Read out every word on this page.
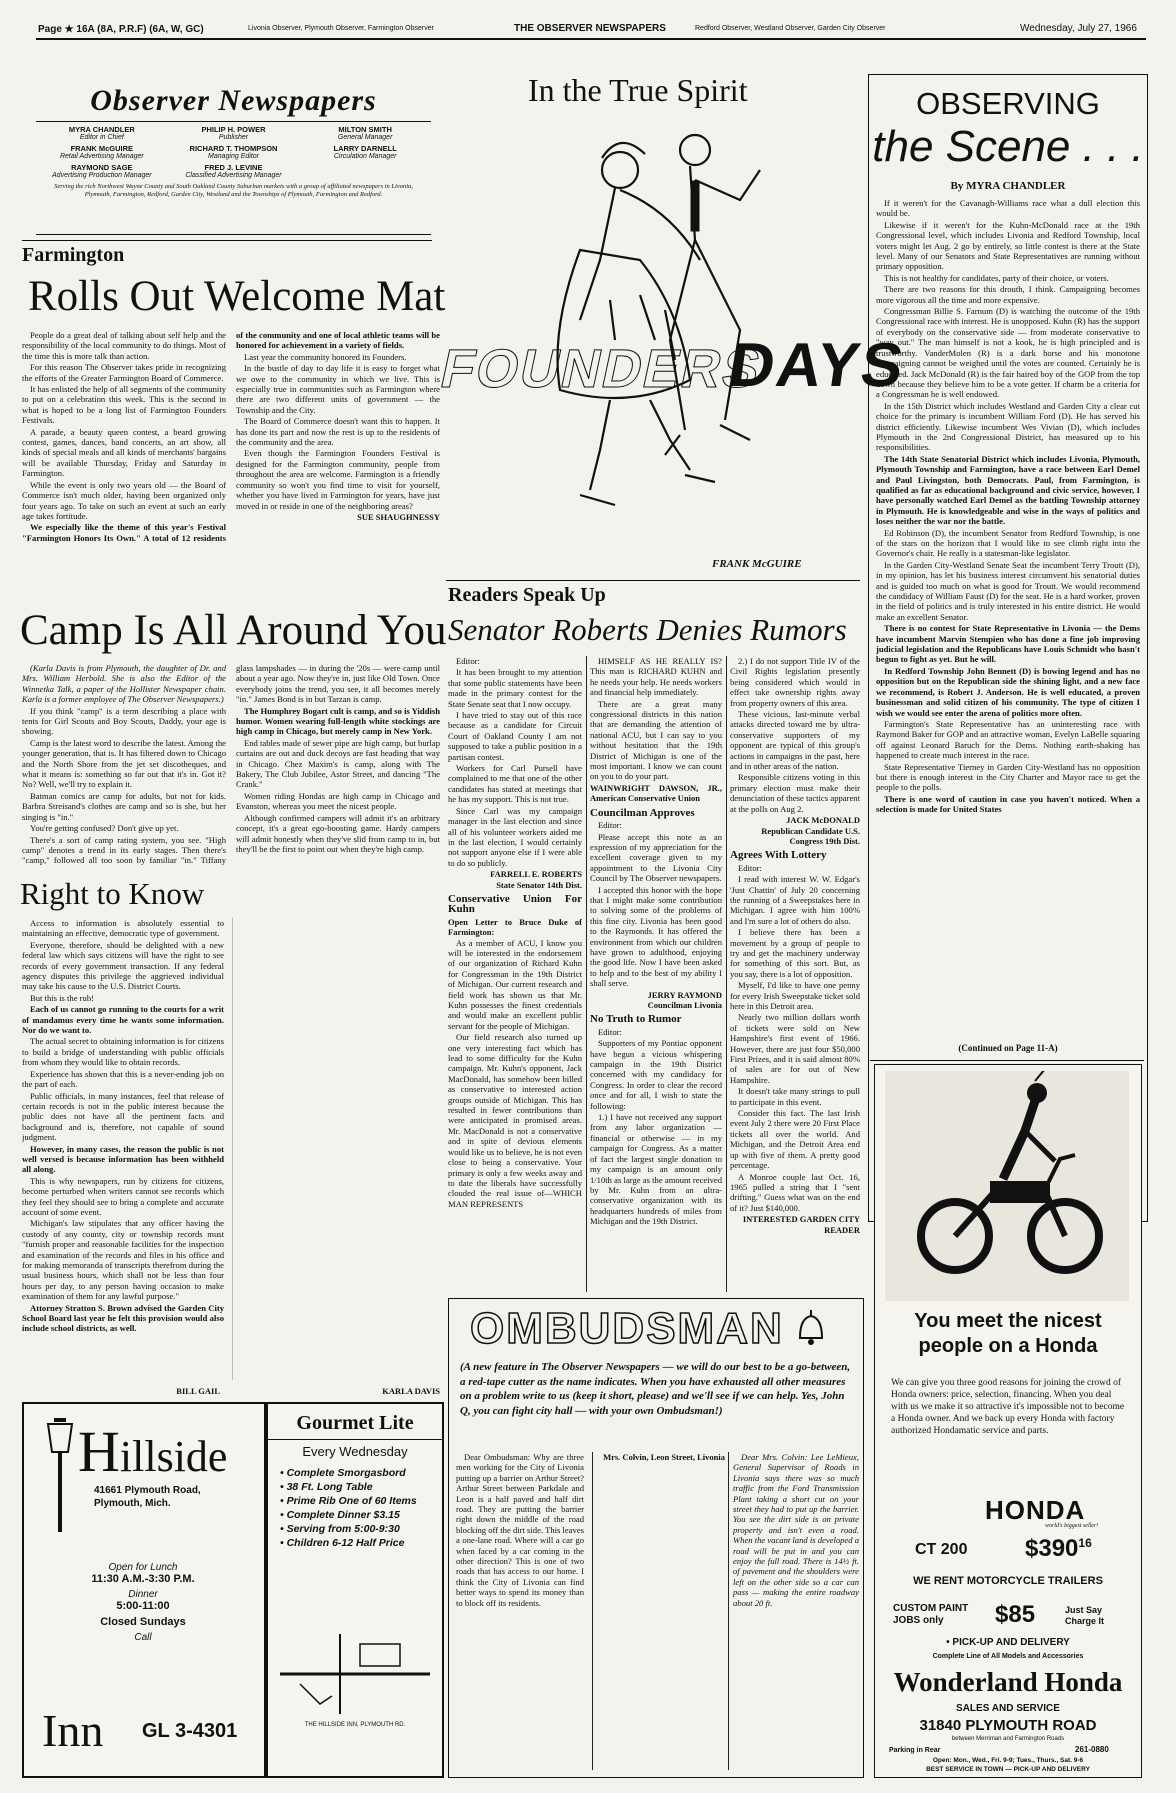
Page ★ 16A (8A, P.R.F) (6A, W, GC)	Livonia Observer, Plymouth Observer, Farmington Observer	THE OBSERVER NEWSPAPERS	Redford Observer, Westland Observer, Garden City Observer	Wednesday, July 27, 1966
Observer Newspapers
MYRA CHANDLER
Editor in Chief
PHILIP H. POWER
Publisher
MILTON SMITH
General Manager
FRANK McGUIRE
Retail Advertising Manager
RICHARD T. THOMPSON
Managing Editor
LARRY DARNELL
Circulation Manager
RAYMOND SAGE
Advertising Production Manager
FRED J. LEVINE
Classified Advertising Manager
Serving the rich Northwest Wayne County and South Oakland County Suburban markets with a group of affiliated newspapers in Livonia, Plymouth, Farmington, Redford, Garden City, Westland and the Townships of Plymouth, Farmington and Redford.
Farmington
Rolls Out Welcome Mat

People do a great deal of talking about self help and the responsibility of the local community to do things. Most of the time this is more talk than action.

For this reason The Observer takes pride in recognizing the efforts of the Greater Farmington Board of Commerce.

It has enlisted the help of all segments of the community to put on a celebration this week. This is the second in what is hoped to be a long list of Farmington Founders Festivals.

A parade, a beauty queen contest, a beard growing contest, games, dances, band concerts, an art show, all kinds of special meals and all kinds of merchants' bargains will be available Thursday, Friday and Saturday in Farmington.

While the event is only two years old — the Board of Commerce isn't much older, having been organized only four years ago. To take on such an event at such an early age takes fortitude.

We especially like the theme of this year's Festival "Farmington Honors Its Own." A total of 12 residents of the community and one of local athletic teams will be honored for achievement in a variety of fields.

Last year the community honored its Founders.

In the bustle of day to day life it is easy to forget what we owe to the community in which we live. This is especially true in communities such as Farmington where there are two different units of government — the Township and the City.

The Board of Commerce doesn't want this to happen. It has done its part and now the rest is up to the residents of the community and the area.

Even though the Farmington Founders Festival is designed for the Farmington community, people from throughout the area are welcome. Farmington is a friendly community so won't you find time to visit for yourself, whether you have lived in Farmington for years, have just moved in or reside in one of the neighboring areas?

SUE SHAUGHNESSY
Camp Is All Around You

(Karla Davis is from Plymouth, the daughter of Dr. and Mrs. William Herbold. She is also the Editor of the Winnetka Talk, a paper of the Hollister Newspaper chain. Karla is a former employee of The Observer Newspapers.)

If you think "camp" is a term describing a place with tents for Girl Scouts and Boy Scouts, Daddy, your age is showing.

Camp is the latest word to describe the latest. Among the younger generation, that is. It has filtered down to Chicago and the North Shore from the jet set discotheques, and what it means is: something so far out that it's in. Got it? No? Well, we'll try to explain it.

Batman comics are camp for adults, but not for kids. Barbra Streisand's clothes are camp and so is she, but her singing is "in."

You're getting confused? Don't give up yet.

There's a sort of camp rating system, you see. "High camp" denotes a trend in its early stages. Then there's "camp," followed all too soon by familiar "in." Tiffany glass lampshades — in during the '20s — were camp until about a year ago. Now they're in, just like Old Town. Once everybody joins the trend, you see, it all becomes merely "in." James Bond is in but Tarzan is camp.

The Humphrey Bogart cult is camp, and so is Yiddish humor. Women wearing full-length white stockings are high camp in Chicago, but merely camp in New York.

End tables made of sewer pipe are high camp, but burlap curtains are out and duck decoys are fast heading that way in Chicago. Chez Maxim's is camp, along with The Bakery, The Club Jubilee, Astor Street, and dancing "The Crank."

Women riding Hondas are high camp in Chicago and Evanston, whereas you meet the nicest people.

Although confirmed campers will admit it's an arbitrary concept, it's a great ego-boosting game. Hardy campers will admit honestly when they've slid from camp to in, but they'll be the first to point out when they're high camp.

Right to Know

Access to information is absolutely essential to maintaining an effective, democratic type of government.

Everyone, therefore, should be delighted with a new federal law which says citizens will have the right to see records of every government transaction. If any federal agency disputes this privilege the aggrieved individual may take his cause to the U.S. District Courts.

But this is the rub!

Each of us cannot go running to the courts for a writ of mandamus every time he wants some information. Nor do we want to.

The actual secret to obtaining information is for citizens to build a bridge of understanding with public officials from whom they would like to obtain records.

Experience has shown that this is a never-ending job on the part of each.

Public officials, in many instances, feel that release of certain records is not in the public interest because the public does not have all the pertinent facts and background and is, therefore, not capable of sound judgment.

However, in many cases, the reason the public is not well versed is because information has been withheld all along.

This is why newspapers, run by citizens for citizens, become perturbed when writers cannot see records which they feel they should see to bring a complete and accurate account of some event.

Michigan's law stipulates that any officer having the custody of any county, city or township records must "furnish proper and reasonable facilities for the inspection and examination of the records and files in his office and for making memoranda of transcripts therefrom during the usual business hours, which shall not be less than four hours per day, to any person having occasion to make examination of them for any lawful purpose."

Attorney Stratton S. Brown advised the Garden City School Board last year he felt this provision would also include school districts, as well.

BILL GAIL	KARLA DAVIS
Hillside
41661 Plymouth Road,
Plymouth, Mich.
Open for Lunch
11:30 A.M.-3:30 P.M.
Dinner
5:00-11:00
Closed Sundays
Call
Inn GL 3-4301
Gourmet Lite
Every Wednesday
• Complete Smorgasbord
• 38 Ft. Long Table
• Prime Rib One of 60 Items
• Complete Dinner $3.15
• Serving from 5:00-9:30
• Children 6-12 Half Price
THE HILLSIDE INN, PLYMOUTH RD.
In the True Spirit
FOUNDERS
DAYS
FRANK McGUIRE
OBSERVING
the Scene . . .
By MYRA CHANDLER

If it weren't for the Cavanagh-Williams race what a dull election this would be.

Likewise if it weren't for the Kuhn-McDonald race at the 19th Congressional level, which includes Livonia and Redford Township, local voters might let Aug. 2 go by entirely, so little contest is there at the State level. Many of our Senators and State Representatives are running without primary opposition.

This is not healthy for candidates, party of their choice, or voters.

There are two reasons for this drouth, I think. Campaigning becomes more vigorous all the time and more expensive.

Congressman Billie S. Farnum (D) is watching the outcome of the 19th Congressional race with interest. He is unopposed. Kuhn (R) has the support of everybody on the conservative side — from moderate conservative to "way out." The man himself is not a kook, he is high principled and is trustworthy. VanderMolen (R) is a dark horse and his monotone campaigning cannot be weighed until the votes are counted. Certainly he is educated. Jack McDonald (R) is the fair haired boy of the GOP from the top down because they believe him to be a vote getter. If charm be a criteria for a Congressman he is well endowed.

In the 15th District which includes Westland and Garden City a clear cut choice for the primary is incumbent William Ford (D). He has served his district efficiently. Likewise incumbent Wes Vivian (D), which includes Plymouth in the 2nd Congressional District, has measured up to his responsibilities.

The 14th State Senatorial District which includes Livonia, Plymouth, Plymouth Township and Farmington, have a race between Earl Demel and Paul Livingston, both Democrats. Paul, from Farmington, is qualified as far as educational background and civic service, however, I have personally watched Earl Demel as the battling Township attorney in Plymouth. He is knowledgeable and wise in the ways of politics and loses neither the war nor the battle.

Ed Robinson (D), the incumbent Senator from Redford Township, is one of the stars on the horizon that I would like to see climb right into the Governor's chair. He really is a statesman-like legislator.

In the Garden City-Westland Senate Seat the incumbent Terry Troutt (D), in my opinion, has let his business interest circumvent his senatorial duties and is guided too much on what is good for Troutt. We would recommend the candidacy of William Faust (D) for the seat. He is a hard worker, proven in the field of politics and is truly interested in his entire district. He would make an excellent Senator.

There is no contest for State Representative in Livonia — the Dems have incumbent Marvin Stempien who has done a fine job improving judicial legislation and the Republicans have Louis Schmidt who hasn't begun to fight as yet. But he will.

In Redford Township John Bennett (D) is bowing legend and has no opposition but on the Republican side the shining light, and a new face we recommend, is Robert J. Anderson. He is well educated, a proven businessman and solid citizen of his community. The type of citizen I wish we would see enter the arena of politics more often.

Farmington's State Representative has an uninteresting race with Raymond Baker for GOP and an attractive woman, Evelyn LaBelle squaring off against Leonard Baruch for the Dems. Nothing earth-shaking has happened to create much interest in the race.

State Representative Tierney in Garden City-Westland has no opposition but there is enough interest in the City Charter and Mayor race to get the people to the polls.

There is one word of caution in case you haven't noticed. When a selection is made for United States

(Continued on Page 11-A)
You meet the nicest people on a Honda
We can give you three good reasons for joining the crowd of Honda owners: price, selection, financing. When you deal with us we make it so attractive it's impossible not to become a Honda owner. And we back up every Honda with factory authorized Hondamatic service and parts.
HONDA
world's biggest seller!
CT 200 $\$390^{16}$
WE RENT MOTORCYCLE TRAILERS
CUSTOM PAINT JOBS only	$85	Just Say Charge It
• PICK-UP AND DELIVERY
Complete Line of All Models and Accessories
Wonderland Honda
SALES AND SERVICE
31840 PLYMOUTH ROAD
between Merriman and Farmington Roads
Parking in Rear	261-0880
Open: Mon., Wed., Fri. 9-9; Tues., Thurs., Sat. 9-6
BEST SERVICE IN TOWN — PICK-UP AND DELIVERY
Readers Speak Up
Senator Roberts Denies Rumors

Editor:

It has been brought to my attention that some public statements have been made in the primary contest for the State Senate seat that I now occupy.

I have tried to stay out of this race because as a candidate for Circuit Court of Oakland County I am not supposed to take a public position in a partisan contest.

Workers for Carl Pursell have complained to me that one of the other candidates has stated at meetings that he has my support. This is not true.

Since Carl was my campaign manager in the last election and since all of his volunteer workers aided me in the last election, I would certainly not support anyone else if I were able to do so publicly.

FARRELL E. ROBERTS
State Senator 14th Dist.
Conservative Union For Kuhn
Open Letter to Bruce Duke of Farmington:

As a member of ACU, I know you will be interested in the endorsement of our organization of Richard Kuhn for Congressman in the 19th District of Michigan. Our current research and field work has shown us that Mr. Kuhn possesses the finest credentials and would make an excellent public servant for the people of Michigan.

Our field research also turned up one very interesting fact which has lead to some difficulty for the Kuhn campaign. Mr. Kuhn's opponent, Jack MacDonald, has somehow been billed as conservative to interested action groups outside of Michigan. This has resulted in fewer contributions than were anticipated in promised areas. Mr. MacDonald is not a conservative and in spite of devious elements would like us to believe, he is not even close to being a conservative. Your primary is only a few weeks away and to date the liberals have successfully clouded the real issue of—WHICH MAN REPRESENTS

HIMSELF AS HE REALLY IS? This man is RICHARD KUHN and he needs your help. He needs workers and financial help immediately.

There are a great many congressional districts in this nation that are demanding the attention of national ACU, but I can say to you without hesitation that the 19th District of Michigan is one of the most important. I know we can count on you to do your part.

WAINWRIGHT DAWSON, JR., American Conservative Union
Councilman Approves

Editor:

Please accept this note as an expression of my appreciation for the excellent coverage given to my appointment to the Livonia City Council by The Observer newspapers.

I accepted this honor with the hope that I might make some contribution to solving some of the problems of this fine city. Livonia has been good to the Raymonds. It has offered the environment from which our children have grown to adulthood, enjoying the good life. Now I have been asked to help and to the best of my ability I shall serve.

JERRY RAYMOND
Councilman Livonia
No Truth to Rumor

Editor:

Supporters of my Pontiac opponent have begun a vicious whispering campaign in the 19th District concerned with my candidacy for Congress. In order to clear the record once and for all, I wish to state the following:

1.) I have not received any support from any labor organization — financial or otherwise — in my campaign for Congress. As a matter of fact the largest single donation to my campaign is an amount only 1/10th as large as the amount received by Mr. Kuhn from an ultra-conservative organization with its headquarters hundreds of miles from Michigan and the 19th District.

2.) I do not support Title IV of the Civil Rights legislation presently being considered which would in effect take ownership rights away from property owners of this area.

These vicious, last-minute verbal attacks directed toward me by ultra-conservative supporters of my opponent are typical of this group's actions in campaigns in the past, here and in other areas of the nation.

Responsible citizens voting in this primary election must make their denunciation of these tactics apparent at the polls on Aug 2.

JACK McDONALD
Republican Candidate U.S. Congress 19th Dist.
Agrees With Lottery

Editor:

I read with interest W. W. Edgar's 'Just Chattin' of July 20 concerning the running of a Sweepstakes here in Michigan. I agree with him 100% and I'm sure a lot of others do also.

I believe there has been a movement by a group of people to try and get the machinery underway for something of this sort. But, as you say, there is a lot of opposition.

Myself, I'd like to have one penny for every Irish Sweepstake ticket sold here in this Detroit area.

Nearly two million dollars worth of tickets were sold on New Hampshire's first event of 1966. However, there are just four $50,000 First Prizes, and it is said almost 80% of sales are for out of New Hampshire.

It doesn't take many strings to pull to participate in this event.

Consider this fact. The last Irish event July 2 there were 20 First Place tickets all over the world. And Michigan, and the Detroit Area end up with five of them. A pretty good percentage.

A Monroe couple last Oct. 16, 1965 pulled a string that I "sent drifting." Guess what was on the end of it? Just $140,000.

INTERESTED GARDEN CITY READER
OMBUDSMAN
(A new feature in The Observer Newspapers — we will do our best to be a go-between, a red-tape cutter as the name indicates. When you have exhausted all other measures on a problem write to us (keep it short, please) and we'll see if we can help. Yes, John Q, you can fight city hall — with your own Ombudsman!)

Dear Ombudsman: Why are three men working for the City of Livonia putting up a barrier on Arthur Street? Arthur Street between Parkdale and Leon is a half paved and half dirt road. They are putting the barrier right down the middle of the road blocking off the dirt side. This leaves a one-lane road. Where will a car go when faced by a car coming in the other direction? This is one of two roads that has access to our home. I think the City of Livonia can find better ways to spend its money than to block off its residents.

Mrs. Colvin, Leon Street, Livonia	Dear Mrs. Colvin: Lee LeMieux, General Supervisor of Roads in Livonia says there was so much traffic from the Ford Transmission Plant taking a short cut on your street they had to put up the barrier. You see the dirt side is on private property and isn't even a road. When the vacant land is developed a road will be put in and you can enjoy the full road. There is 14½ ft. of pavement and the shoulders were left on the other side so a car can pass — making the entire roadway about 20 ft.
:::::
_AIM_:
Copy all lines from the material that hold "Women".

_FINISHED EXERCISE_:
The Humphrey Bogart cult is camp, and so is Yiddish humor. Women wearing full-length white stockings are high camp in Chicago, but merely camp in New York.
Women riding Hondas are high camp in Chicago and Evanston, whereas you meet the nicest people.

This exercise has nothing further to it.